[begin DOCUMENT SECTION]

Convinced that the next ordeal will involve surfing a once-in-a-decade wave off the French coast (another quick nod to Bigelow’s film, after security footage showing the thieves wearing presidents’ masks during the plane heist), Johnny persuades Hall to send him there under the tutelage of gruff veteran agent Pappas (Ray Winstone). Bodhi (Edgar Ramirez) rescues him after he’s swallowed by the wave both are trying to ride, and they quickly bond (after punching one another out in a tough-guy fistfight, obviously a rite of passage). Soon the two are wingsuit-flying off towering peaks and snowboarding down sheer mountainsides along with the other crew members, Grommet (Matias Varela), Roach (Clemens Schik) and Chowder (Tobias Santelmann)—who are, to tell the truth, rather hard to tell apart. Presumably these exploits are part of the ordeal sequence (which, in any event, is never fully explained), though there seems no attempt afterward to “give back” as Ozaki instructed through some charitable act.

Their bond breaks only when Bodhi insists on Johnny participating in the robbery (or destruction, really) of trucks filled with gold ore being transported from what appears to be a huge strip mine. Johnny reveals himself as a cop in a futile effort to prevent the crime and save lives, but still can’t bring himself to shoot Bodhi (no knee excuse this time, though). From this point the movie turns into a fairly conventional hunt-them-down scenario, culminating in a shootout at a mountaintop Italian bank that leaves lots of corpses behind, one of which we’re meant to care about but really don’t, and a long, incredible sequence of free-climbing at a waterfall deep in the Venezuelan forest. The epilogue is a bigger, less plausible repeat of the first movie’s ending.

This new “Point Break” has some points in its favor. One is the presence of Lindo and Winstone, who are almost always fun to watch even if they’re reciting terrible lines (Winstone actually has to say not once but twice, “Try not to get yourself killed, kid”). Lacey is simply dull, however (a lawnmower might have energized him), and Ramirez has zero charisma, leaving their coupling sadly undernourished. Reeves and Swayze, if the latter were still alive, would have nothing to fear from these two, any more than Peter Falk and Alan Arkin did from Michael Douglas and Albert Brooks in the equally misguided remake of “The In-Laws.” James Le Gros,from the original flick, does a cameo here as an FBI honcho.

What the movie does have going for it are those extreme sports sequences, which—especially in the 3D format, even it’s a conversion job—are extremely impressive. Cord served as his own cinematographer, and the footage, shot in some gorgeous locales, is as you-are-there, in-your-face as anything we’ve seen in documentaries on the subject like “X Games 3D,” while a trio of editors—Thom Noble, Gerald B. Greenberg and John Duffy—have stitched it together for maximum impact. Of course, the effectiveness of the action scenes has to be attributed in large measure to the visual effects and special effects crews (the two supervisors were John Nelson and Uli Nezher) and to the stunts team (coordinated by Ralf Haeger and Michael Rogers). But the result is nonetheless eye-catching.

Unfortunately, the emphasis on the action sequences only accentuates the flat, plodding quality of everything else in the movie—the clumsy plotting, the lame dialogue, the B-movie acting, the pedestrian direction, and the unimpressive production design (a shot of a shabby area of Paris—where we’re told “something is going to happen” the next day, an unfortunate reference given what recently occurred there—is dominated by the convenient presence of a burning car), not to mention a thoroughly generic score from Tom Holkenberg. In the end the picture seems like a collection of extreme-sport clips periodically interrupted by dreary exposition, just as they’d be interrupted by equally dreary commentary if they were shown on their natural home—cable TV.

“Point Break” is crammed with risible dialogue, but one line spoken by Hall to Utah is especially memorable as a mantra for the picture as a whole. “Ugly is what we do, son,” he says.

[end DOCUMENT SECTION]

◆ EXERCISE
According to the film review, who composed the score for the new "Point Break"? Please answer in a few words. The material that follows has no connection to the film review.

[begin PROVIDED MATERIAL]

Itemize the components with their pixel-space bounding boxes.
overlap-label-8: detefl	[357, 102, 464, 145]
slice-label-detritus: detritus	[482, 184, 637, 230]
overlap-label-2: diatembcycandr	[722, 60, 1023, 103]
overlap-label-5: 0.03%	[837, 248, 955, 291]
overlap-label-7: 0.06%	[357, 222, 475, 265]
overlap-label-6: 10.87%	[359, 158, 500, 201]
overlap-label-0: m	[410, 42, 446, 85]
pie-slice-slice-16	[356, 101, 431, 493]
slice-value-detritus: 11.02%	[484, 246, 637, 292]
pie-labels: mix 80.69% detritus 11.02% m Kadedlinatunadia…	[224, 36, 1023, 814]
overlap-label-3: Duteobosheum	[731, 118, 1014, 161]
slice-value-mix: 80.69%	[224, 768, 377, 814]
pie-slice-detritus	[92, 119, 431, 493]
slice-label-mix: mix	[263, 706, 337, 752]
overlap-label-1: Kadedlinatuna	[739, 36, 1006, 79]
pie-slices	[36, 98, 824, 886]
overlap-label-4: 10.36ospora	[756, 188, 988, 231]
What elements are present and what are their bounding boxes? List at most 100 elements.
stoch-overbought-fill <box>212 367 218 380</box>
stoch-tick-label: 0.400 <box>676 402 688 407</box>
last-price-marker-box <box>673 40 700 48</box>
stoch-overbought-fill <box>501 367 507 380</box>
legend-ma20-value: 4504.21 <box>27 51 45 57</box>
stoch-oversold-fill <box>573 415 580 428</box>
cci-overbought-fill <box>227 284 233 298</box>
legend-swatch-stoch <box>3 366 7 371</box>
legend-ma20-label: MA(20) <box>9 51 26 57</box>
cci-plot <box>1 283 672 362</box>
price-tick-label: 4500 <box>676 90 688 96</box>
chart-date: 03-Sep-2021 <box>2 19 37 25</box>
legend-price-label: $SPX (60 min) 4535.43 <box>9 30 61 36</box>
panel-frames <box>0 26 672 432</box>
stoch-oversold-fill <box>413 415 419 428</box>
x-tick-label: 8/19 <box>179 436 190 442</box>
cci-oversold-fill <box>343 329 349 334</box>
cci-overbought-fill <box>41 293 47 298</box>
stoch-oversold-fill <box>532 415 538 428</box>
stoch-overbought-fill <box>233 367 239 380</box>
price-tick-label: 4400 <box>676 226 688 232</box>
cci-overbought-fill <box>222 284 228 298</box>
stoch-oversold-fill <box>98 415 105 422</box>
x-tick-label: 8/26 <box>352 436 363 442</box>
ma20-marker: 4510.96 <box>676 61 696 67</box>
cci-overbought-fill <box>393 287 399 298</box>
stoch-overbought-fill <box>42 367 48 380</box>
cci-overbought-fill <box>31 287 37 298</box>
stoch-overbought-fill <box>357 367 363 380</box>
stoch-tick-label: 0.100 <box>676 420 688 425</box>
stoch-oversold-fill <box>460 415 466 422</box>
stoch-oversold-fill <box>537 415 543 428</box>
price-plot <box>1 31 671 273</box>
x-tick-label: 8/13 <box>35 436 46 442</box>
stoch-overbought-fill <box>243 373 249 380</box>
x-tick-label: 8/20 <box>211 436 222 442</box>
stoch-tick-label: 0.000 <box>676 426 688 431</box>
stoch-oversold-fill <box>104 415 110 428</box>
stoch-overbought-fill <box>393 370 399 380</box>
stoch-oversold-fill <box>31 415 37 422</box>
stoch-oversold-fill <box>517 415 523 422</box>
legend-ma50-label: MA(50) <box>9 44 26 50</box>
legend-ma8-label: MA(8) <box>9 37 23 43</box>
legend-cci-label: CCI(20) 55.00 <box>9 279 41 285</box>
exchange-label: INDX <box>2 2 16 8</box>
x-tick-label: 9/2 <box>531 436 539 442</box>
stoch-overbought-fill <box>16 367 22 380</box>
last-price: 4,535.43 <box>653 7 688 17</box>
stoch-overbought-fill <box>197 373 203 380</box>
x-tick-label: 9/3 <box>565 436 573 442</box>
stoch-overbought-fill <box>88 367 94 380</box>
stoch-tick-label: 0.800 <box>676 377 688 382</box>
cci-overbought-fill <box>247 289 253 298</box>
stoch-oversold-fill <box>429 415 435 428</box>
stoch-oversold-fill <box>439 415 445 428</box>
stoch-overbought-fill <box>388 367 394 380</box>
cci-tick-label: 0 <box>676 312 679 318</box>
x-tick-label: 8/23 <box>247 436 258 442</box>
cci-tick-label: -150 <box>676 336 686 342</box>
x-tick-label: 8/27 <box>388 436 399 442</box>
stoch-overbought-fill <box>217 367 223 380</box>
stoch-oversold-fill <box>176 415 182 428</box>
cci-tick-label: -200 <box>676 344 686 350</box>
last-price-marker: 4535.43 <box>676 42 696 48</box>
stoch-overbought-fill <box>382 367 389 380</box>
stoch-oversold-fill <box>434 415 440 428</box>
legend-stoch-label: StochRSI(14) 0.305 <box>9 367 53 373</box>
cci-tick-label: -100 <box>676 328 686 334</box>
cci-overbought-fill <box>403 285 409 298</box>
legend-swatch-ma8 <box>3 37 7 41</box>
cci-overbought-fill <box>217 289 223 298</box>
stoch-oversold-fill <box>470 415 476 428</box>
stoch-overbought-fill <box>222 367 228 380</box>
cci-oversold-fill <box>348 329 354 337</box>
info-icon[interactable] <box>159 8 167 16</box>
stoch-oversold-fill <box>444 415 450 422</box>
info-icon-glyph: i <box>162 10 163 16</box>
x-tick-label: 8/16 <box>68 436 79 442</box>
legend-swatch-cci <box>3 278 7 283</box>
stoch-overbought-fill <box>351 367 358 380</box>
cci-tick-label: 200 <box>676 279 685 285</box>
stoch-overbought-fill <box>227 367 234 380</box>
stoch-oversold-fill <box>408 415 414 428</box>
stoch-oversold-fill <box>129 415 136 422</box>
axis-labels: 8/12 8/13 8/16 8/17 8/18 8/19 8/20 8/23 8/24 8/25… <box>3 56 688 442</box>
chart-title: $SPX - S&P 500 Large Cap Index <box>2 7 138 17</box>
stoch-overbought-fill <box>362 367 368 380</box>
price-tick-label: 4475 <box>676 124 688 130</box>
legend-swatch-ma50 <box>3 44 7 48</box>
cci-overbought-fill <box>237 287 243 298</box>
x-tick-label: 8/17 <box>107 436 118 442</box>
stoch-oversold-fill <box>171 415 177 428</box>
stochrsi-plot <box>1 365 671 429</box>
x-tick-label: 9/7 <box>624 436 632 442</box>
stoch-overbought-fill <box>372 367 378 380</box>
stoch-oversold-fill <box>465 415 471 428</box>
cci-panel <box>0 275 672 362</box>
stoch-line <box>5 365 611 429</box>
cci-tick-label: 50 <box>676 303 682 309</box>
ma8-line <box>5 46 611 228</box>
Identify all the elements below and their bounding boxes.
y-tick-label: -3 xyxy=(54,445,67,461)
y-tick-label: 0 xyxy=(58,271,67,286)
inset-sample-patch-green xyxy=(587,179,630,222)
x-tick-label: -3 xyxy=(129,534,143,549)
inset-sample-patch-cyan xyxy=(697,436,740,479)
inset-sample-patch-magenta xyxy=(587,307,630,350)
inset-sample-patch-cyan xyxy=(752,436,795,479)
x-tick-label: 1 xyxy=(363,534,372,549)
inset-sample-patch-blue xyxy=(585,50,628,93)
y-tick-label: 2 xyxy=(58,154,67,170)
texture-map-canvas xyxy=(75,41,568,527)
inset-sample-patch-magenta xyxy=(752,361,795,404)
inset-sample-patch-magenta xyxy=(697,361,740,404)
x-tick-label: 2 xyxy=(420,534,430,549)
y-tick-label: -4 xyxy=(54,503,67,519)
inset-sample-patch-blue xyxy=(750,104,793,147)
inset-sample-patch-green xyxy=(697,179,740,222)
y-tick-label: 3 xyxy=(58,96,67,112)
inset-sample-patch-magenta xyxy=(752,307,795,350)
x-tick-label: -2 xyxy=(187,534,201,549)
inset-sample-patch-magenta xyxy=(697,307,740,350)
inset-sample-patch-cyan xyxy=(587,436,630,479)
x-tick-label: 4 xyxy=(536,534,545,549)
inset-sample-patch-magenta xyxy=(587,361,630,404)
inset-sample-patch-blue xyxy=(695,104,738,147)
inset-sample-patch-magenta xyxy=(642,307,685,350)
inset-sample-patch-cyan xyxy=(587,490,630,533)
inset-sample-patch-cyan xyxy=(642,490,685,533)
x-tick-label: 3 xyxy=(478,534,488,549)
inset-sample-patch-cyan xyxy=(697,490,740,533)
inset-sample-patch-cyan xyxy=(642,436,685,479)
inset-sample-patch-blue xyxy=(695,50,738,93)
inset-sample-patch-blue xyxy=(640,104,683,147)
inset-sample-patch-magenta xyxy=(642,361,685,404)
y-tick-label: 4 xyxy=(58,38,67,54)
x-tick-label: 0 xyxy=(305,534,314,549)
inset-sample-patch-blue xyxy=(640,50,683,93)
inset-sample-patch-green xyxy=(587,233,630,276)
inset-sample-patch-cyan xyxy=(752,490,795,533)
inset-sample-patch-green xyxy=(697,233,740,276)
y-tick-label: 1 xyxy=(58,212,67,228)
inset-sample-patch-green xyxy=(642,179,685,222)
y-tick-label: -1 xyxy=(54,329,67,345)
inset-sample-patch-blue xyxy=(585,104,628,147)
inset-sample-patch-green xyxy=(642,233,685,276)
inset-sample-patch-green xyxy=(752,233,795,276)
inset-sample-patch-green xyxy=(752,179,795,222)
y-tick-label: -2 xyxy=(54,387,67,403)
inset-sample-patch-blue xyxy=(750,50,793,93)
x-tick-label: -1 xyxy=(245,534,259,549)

[end PROVIDED MATERIAL]

◆ RESPONSE
Tom Holkenberg.